SHORT TASK
Tally the lines in these records that hold the string "Time", and reply with the number alone.
begin DATA EXCERPTS
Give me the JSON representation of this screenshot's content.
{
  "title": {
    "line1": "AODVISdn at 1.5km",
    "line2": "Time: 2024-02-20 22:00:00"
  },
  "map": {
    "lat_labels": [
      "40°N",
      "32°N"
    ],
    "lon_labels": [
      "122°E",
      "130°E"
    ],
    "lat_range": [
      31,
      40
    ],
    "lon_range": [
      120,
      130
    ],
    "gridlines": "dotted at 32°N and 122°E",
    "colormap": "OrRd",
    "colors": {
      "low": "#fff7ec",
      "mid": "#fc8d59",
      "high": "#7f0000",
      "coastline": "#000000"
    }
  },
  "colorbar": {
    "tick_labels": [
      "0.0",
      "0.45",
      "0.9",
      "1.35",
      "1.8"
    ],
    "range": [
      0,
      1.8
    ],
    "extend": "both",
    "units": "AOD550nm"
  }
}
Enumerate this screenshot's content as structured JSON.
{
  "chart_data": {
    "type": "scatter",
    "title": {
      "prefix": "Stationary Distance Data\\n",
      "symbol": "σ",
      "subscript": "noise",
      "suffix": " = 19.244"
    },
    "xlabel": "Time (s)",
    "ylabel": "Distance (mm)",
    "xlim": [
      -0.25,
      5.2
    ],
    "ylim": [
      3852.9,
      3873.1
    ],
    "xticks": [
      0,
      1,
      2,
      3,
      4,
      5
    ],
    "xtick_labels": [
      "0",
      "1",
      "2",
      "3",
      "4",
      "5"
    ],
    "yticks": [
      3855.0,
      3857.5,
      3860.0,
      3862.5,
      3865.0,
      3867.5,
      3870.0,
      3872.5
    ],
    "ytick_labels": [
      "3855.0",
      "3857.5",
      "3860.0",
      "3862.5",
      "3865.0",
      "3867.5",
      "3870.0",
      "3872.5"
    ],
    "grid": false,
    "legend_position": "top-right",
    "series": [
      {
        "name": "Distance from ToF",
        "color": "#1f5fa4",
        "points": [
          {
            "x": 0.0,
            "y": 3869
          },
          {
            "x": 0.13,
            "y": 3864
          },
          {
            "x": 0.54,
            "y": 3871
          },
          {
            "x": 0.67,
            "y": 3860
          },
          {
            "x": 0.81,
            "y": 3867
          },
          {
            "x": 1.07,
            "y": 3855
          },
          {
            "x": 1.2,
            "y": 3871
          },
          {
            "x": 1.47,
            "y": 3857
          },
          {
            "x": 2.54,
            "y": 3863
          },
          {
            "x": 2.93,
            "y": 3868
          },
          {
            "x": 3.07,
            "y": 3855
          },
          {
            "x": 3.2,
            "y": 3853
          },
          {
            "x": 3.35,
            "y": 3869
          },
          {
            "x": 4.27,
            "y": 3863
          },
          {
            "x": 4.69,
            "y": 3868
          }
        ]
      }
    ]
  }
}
end DATA EXCERPTS
RESPONSE FOR THIS EXERCISE
2